## SHORT TASK:
Work out how many lines of the data hold the string "type", and reply with that number alone.

## EXCERPTED RECORDS:
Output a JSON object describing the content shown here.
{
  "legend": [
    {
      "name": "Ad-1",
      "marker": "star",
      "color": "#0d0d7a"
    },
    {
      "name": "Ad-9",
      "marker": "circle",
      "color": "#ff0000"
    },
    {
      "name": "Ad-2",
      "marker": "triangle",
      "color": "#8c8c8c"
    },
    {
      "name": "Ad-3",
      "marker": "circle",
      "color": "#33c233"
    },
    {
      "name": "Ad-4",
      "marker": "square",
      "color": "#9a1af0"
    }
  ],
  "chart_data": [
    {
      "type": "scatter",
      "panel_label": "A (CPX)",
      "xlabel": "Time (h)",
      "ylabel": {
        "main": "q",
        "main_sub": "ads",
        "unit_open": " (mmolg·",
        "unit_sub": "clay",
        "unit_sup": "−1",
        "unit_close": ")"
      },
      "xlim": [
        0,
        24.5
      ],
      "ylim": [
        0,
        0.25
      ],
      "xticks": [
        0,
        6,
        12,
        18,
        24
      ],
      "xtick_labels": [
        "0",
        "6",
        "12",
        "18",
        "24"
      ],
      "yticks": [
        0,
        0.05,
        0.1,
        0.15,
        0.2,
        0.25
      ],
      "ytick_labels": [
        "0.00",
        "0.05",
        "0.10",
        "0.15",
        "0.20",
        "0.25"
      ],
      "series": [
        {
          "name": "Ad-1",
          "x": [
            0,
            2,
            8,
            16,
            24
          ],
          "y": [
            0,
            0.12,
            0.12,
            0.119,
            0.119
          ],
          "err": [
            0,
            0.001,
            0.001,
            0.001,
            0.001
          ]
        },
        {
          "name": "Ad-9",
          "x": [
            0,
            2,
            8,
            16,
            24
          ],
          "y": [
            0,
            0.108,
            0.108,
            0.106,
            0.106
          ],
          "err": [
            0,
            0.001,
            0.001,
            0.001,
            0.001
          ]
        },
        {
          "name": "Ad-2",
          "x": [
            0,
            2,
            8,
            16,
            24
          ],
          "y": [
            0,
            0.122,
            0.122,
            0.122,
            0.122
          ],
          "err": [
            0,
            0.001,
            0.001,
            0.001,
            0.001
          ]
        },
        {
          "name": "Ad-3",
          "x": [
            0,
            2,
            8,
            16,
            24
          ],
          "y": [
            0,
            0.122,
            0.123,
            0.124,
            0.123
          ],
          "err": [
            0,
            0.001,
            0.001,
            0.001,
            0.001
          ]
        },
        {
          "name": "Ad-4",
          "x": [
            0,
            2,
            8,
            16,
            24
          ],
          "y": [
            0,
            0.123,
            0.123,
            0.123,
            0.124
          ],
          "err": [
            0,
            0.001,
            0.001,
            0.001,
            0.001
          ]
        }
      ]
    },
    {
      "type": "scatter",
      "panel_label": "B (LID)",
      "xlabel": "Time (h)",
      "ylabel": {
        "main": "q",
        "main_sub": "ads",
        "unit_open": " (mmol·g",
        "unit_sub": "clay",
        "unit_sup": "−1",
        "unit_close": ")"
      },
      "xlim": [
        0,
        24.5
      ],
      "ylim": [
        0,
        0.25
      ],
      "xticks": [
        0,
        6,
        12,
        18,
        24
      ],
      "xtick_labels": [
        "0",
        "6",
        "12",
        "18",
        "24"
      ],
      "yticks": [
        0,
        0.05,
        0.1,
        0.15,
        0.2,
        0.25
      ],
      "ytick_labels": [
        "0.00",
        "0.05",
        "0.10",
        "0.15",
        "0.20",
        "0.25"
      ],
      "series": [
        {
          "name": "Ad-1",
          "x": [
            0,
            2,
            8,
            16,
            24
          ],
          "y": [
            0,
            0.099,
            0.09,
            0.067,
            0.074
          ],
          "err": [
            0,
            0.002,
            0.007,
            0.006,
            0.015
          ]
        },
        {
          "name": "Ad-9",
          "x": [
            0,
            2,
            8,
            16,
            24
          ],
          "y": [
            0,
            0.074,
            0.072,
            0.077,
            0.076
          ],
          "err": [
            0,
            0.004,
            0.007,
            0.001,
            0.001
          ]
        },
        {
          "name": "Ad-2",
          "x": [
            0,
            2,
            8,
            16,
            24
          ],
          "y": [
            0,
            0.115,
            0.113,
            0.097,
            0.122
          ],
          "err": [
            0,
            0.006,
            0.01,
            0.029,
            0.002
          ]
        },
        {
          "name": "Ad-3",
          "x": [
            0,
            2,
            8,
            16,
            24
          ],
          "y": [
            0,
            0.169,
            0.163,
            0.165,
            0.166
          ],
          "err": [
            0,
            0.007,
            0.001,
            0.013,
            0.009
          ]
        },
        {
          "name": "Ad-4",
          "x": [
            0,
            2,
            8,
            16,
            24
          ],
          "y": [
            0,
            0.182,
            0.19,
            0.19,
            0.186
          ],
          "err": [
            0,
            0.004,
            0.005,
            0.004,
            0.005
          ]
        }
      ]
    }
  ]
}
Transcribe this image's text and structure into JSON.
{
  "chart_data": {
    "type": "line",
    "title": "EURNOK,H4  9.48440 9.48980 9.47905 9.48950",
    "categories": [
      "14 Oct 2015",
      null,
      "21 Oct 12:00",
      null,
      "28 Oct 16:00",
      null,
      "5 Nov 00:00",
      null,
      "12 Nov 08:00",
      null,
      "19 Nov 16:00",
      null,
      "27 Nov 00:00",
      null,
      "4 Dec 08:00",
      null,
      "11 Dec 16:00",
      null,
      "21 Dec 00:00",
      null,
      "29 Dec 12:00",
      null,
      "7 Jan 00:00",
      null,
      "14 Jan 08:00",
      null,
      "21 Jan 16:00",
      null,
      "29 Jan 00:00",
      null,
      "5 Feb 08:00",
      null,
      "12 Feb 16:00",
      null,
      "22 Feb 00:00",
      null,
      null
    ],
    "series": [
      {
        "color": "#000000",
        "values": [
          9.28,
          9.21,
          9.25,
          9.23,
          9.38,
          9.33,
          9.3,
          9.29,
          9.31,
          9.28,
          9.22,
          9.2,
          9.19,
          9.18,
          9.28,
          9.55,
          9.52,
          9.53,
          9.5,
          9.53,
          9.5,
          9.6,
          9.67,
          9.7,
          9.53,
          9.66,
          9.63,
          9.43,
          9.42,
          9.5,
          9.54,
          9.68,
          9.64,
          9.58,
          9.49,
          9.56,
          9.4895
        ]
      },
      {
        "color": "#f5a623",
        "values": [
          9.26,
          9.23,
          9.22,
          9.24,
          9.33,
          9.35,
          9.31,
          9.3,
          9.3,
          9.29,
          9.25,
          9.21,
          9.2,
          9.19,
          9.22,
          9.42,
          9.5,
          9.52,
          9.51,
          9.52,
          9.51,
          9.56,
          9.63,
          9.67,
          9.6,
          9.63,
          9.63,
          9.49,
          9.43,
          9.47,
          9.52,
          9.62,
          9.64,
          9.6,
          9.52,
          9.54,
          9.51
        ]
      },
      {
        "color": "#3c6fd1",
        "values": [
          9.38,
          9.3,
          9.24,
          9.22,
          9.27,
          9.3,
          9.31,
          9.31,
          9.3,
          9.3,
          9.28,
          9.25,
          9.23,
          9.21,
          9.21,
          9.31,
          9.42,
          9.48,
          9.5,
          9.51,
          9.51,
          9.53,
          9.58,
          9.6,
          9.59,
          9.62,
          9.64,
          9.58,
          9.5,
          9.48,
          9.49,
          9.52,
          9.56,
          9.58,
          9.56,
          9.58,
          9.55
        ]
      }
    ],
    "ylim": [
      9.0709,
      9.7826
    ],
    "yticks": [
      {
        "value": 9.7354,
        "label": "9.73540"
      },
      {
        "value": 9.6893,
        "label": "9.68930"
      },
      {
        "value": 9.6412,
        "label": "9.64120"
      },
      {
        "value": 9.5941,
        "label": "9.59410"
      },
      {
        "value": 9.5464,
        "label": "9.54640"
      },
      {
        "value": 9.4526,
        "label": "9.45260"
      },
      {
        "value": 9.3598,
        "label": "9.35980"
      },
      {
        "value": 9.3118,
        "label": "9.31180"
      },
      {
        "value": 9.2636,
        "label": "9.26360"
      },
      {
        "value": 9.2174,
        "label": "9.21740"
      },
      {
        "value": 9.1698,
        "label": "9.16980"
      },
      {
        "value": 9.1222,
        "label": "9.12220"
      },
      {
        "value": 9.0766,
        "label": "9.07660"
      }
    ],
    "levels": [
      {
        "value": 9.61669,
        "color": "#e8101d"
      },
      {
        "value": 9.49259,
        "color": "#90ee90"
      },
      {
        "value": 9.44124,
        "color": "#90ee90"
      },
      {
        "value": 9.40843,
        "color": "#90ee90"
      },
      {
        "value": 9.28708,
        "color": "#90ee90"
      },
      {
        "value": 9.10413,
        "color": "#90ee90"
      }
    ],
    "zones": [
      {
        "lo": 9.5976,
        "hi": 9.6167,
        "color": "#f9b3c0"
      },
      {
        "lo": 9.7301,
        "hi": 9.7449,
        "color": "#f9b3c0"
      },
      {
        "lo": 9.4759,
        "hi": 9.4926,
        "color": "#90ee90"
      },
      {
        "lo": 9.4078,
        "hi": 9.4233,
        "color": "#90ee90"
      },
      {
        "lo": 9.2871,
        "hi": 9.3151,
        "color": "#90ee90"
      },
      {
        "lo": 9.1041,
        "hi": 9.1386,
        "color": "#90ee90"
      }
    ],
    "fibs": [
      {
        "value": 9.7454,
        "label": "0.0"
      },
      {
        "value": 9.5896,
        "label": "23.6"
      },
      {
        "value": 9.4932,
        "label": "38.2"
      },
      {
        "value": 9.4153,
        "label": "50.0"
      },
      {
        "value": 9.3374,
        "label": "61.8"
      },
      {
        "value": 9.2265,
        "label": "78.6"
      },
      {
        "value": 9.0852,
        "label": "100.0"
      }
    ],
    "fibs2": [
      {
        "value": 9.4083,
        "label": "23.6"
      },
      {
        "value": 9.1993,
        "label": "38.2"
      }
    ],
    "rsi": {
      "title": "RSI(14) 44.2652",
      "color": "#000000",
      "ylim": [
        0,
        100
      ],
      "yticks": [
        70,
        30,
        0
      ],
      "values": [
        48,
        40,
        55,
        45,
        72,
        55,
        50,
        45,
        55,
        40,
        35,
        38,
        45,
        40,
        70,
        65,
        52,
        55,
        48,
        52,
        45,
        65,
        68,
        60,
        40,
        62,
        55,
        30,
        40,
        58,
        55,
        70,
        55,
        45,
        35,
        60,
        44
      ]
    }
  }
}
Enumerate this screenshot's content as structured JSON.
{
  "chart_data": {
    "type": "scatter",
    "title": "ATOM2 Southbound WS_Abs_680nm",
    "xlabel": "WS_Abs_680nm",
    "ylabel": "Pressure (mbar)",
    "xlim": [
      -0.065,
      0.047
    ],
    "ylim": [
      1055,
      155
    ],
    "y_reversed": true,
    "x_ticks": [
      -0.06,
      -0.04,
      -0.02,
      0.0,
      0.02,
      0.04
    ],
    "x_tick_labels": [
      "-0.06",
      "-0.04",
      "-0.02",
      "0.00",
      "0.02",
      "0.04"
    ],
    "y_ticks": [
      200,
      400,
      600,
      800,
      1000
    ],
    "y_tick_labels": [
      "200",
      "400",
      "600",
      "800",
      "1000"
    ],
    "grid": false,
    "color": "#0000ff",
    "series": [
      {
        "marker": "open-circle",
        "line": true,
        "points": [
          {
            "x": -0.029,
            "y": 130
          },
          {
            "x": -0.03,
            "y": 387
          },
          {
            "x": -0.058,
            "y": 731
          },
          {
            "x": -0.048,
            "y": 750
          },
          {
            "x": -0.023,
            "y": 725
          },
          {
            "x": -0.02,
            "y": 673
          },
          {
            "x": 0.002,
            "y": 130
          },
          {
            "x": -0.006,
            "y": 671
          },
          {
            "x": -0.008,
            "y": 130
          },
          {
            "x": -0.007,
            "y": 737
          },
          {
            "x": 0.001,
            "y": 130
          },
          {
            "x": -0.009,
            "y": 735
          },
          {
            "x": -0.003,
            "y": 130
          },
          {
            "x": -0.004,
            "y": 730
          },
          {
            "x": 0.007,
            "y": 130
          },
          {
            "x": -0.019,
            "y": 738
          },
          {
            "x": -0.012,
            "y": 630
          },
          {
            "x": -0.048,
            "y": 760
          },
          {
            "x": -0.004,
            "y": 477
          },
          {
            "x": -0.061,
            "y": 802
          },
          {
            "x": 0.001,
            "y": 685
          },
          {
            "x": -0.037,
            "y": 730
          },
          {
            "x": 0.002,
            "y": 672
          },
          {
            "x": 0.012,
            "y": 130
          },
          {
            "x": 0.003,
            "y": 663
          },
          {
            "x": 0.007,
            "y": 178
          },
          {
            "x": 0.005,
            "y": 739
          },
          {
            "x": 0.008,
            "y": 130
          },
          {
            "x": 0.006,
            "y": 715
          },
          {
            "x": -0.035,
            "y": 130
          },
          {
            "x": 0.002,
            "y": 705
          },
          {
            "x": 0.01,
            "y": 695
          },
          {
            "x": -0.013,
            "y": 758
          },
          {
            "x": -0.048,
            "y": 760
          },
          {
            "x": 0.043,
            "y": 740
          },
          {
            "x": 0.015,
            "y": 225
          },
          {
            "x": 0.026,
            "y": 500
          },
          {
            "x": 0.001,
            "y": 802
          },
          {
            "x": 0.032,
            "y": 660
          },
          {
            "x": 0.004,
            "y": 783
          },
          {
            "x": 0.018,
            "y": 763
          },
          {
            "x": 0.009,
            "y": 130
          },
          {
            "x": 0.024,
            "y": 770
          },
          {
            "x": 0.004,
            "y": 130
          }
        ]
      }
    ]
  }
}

## OUTPUT:
4